During the past year, there has been an increased awareness that we, as a nation, need to develop a comprehensive strategy on physician workforce. Our national GME policy was developed in the 1960s and continues to rely primarily on a hospital-based model that places a greater emphasis on training a workforce that reflects the needs of a teaching hospital rather than meeting the needs of its community or state. I am not one to diminish the important role teaching hospitals play and the value they add to our health care system. But we need academic health centers and teaching hospitals to play a role in our GME system rather than playing the leading role.
There are two talking points I use repeatedly to drive home the impact of the legacy hospital-based system. First, since 1965 there has been an increase in the number of recognized medical specialties from 10 to 145. Many of these are subspecialties of internal medicine, pediatrics and surgery, but some are new first-certificate disciplines. Second, 71 percent of all medical residents and fellows train east of the Mississippi River, and 60 percent of all residents and fellows are trained in just 10 states. These statistics demonstrate the economic power of GME and how GME finances have been consolidated to a handful of cities and communities.
To put it kindly, the AAFP believes the GME system is in desperate need of change, so we developed and put forth recommendations. In 2014, the AAFP released a report entitled “Aligning Resources, Increasing Accountability, and Delivering a Primary Care Physician Workforce for America.” This policy is thought-provoking by design, but we felt it was time to revolutionize GME -- not simply reform it around the edges.

• _DATA SUPPLIED_:

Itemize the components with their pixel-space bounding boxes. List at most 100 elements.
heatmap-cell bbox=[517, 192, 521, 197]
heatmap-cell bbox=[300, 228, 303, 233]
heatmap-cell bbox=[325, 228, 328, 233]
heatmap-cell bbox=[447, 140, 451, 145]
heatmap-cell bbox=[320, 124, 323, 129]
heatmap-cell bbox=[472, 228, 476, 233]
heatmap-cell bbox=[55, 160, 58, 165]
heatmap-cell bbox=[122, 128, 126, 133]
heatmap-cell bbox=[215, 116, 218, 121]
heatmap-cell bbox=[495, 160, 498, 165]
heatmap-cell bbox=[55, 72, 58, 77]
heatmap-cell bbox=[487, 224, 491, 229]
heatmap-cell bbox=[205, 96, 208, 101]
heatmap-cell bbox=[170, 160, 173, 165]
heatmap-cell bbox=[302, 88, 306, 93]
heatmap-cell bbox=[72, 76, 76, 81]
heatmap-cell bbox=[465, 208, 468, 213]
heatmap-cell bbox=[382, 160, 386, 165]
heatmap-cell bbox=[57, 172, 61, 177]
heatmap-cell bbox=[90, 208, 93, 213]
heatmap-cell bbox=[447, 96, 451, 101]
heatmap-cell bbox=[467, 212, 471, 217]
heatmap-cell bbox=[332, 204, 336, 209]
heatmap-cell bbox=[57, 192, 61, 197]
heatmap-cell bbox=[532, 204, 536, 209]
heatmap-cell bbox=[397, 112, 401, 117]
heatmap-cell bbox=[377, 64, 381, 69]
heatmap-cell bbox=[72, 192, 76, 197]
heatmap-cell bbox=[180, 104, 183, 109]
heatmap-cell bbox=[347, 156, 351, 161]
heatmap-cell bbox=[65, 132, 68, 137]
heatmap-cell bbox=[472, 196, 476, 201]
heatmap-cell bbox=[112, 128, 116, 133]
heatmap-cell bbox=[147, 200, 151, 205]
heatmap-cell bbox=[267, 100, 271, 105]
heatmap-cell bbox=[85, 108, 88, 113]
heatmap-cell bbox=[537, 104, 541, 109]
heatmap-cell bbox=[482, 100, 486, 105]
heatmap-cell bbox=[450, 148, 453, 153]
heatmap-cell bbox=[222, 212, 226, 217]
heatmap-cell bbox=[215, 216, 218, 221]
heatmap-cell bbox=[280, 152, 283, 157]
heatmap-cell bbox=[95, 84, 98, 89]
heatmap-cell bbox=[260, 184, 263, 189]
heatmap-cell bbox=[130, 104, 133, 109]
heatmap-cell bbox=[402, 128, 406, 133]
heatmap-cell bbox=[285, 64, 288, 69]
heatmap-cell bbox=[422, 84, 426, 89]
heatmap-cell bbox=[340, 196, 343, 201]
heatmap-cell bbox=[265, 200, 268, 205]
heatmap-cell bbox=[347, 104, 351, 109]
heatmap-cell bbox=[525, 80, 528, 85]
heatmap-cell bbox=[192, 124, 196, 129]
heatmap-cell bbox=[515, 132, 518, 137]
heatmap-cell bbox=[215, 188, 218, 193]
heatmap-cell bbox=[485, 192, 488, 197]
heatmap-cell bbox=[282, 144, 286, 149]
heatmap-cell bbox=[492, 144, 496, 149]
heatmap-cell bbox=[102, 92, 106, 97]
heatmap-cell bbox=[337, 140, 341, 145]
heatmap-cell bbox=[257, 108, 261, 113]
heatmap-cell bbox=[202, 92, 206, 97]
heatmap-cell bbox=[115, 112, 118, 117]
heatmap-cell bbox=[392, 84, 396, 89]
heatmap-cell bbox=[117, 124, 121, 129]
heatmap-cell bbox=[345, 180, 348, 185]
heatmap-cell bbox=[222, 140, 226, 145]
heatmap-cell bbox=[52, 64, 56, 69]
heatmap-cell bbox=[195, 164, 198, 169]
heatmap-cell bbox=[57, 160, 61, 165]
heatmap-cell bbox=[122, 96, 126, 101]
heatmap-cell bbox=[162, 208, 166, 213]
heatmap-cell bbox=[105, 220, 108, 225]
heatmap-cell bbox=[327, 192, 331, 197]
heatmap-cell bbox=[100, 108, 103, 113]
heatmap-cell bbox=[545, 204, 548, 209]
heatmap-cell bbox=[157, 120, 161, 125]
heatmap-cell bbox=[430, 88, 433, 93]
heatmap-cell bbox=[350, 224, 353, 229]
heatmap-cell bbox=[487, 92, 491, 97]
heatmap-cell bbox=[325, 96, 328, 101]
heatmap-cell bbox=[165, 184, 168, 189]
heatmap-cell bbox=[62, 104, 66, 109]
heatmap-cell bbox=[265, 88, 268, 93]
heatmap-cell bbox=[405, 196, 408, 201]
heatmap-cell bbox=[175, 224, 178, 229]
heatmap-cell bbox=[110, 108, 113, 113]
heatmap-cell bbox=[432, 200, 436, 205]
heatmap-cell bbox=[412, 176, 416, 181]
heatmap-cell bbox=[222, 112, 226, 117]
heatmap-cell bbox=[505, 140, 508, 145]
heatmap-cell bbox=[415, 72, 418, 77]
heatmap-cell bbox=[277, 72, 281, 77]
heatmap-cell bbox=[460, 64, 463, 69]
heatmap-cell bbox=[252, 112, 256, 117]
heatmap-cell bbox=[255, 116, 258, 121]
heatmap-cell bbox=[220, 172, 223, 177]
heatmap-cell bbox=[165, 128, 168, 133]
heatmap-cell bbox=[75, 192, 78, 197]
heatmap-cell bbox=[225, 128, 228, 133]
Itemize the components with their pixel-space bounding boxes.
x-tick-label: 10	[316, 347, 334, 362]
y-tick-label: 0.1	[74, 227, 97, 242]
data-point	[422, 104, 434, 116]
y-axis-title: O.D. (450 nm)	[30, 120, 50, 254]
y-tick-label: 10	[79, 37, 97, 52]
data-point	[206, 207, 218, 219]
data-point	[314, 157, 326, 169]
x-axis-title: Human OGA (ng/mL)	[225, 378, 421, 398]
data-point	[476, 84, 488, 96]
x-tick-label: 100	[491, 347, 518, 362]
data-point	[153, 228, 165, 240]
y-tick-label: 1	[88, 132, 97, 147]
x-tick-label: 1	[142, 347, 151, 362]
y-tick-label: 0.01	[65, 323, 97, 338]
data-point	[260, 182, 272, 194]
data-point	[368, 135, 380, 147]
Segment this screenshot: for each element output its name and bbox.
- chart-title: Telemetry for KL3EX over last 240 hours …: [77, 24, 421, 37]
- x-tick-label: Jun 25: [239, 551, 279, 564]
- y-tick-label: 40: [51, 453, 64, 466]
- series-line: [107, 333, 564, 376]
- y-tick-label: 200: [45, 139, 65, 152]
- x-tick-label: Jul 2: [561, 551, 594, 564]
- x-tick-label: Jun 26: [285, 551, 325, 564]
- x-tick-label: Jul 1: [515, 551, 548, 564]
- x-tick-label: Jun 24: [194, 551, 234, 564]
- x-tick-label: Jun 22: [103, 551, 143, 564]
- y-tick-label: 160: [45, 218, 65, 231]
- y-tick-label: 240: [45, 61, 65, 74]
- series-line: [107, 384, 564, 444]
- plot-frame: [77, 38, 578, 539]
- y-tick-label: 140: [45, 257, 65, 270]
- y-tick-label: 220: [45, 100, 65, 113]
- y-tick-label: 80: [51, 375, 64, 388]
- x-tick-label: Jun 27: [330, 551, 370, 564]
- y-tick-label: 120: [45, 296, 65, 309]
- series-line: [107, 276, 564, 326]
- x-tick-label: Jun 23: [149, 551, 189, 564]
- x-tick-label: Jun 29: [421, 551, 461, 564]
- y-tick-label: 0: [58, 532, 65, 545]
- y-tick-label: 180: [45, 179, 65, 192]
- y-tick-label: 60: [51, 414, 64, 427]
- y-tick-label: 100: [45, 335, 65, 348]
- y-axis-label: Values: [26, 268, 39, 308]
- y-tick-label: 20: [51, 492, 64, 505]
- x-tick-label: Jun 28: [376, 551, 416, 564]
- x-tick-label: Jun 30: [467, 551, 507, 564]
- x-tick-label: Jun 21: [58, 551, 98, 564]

• _TRY IT_: Carry on the text on graduate medical education policy, starting after its last sentence. The rows play no part in this work.

• _EXPECTED ANSWER_:
Our policy proposal calls for limiting GME finances to first-certificate training -- meaning no more federal funding for fellowship training -- and establishes two levels of primary care accountability that hospitals must meet in order the secure their federal GME financing. Additionally, we create a pathway for more federal GME investment in community settings outside the traditional hospital-based system.
This policy remains the foundation of the AAFP’s advocacy efforts regarding comprehensive GME reform and will be the focal point of FMCC. This will not be an easy journey. GME finances are part of the economic fabric of many hospitals, cities and states, and they will not welcome the reforms we have proposed. We, as family medicine, must also recognize that we have a responsibility to change the GME system for the entire physician workforce, not just family medicine. I hope you will join your colleagues who are attending FMCC and lend your voice to driving innovation. Our country needs family medicine to once again be the catalyst of change.
This week, Atul Gawande, M.D., wrote a compelling article titled “Overkill”(www.newyorker.com) for The New Yorker about the changes that have occurred in McAllen, Texas, since his July 2009 article entitled “The Cost Conundrum.”(www.newyorker.com) Besides being one of the premier medical writers in the world (in my opinion), Dr. Gawande draws some interesting and encouraging conclusions on what has allowed McAllen to go from a high-cost, low-quality health care community to one that is high quality, low-cost. We should be proud of the answer, which is primary care.
I won’t ruin the article for you, but I will tell you my favorite line: “McAllen, in large part because of changes led by primary-care doctors, has gone from a cautionary tale to something more hopeful.”
That's just one more illustration of family medicine as a driver of change.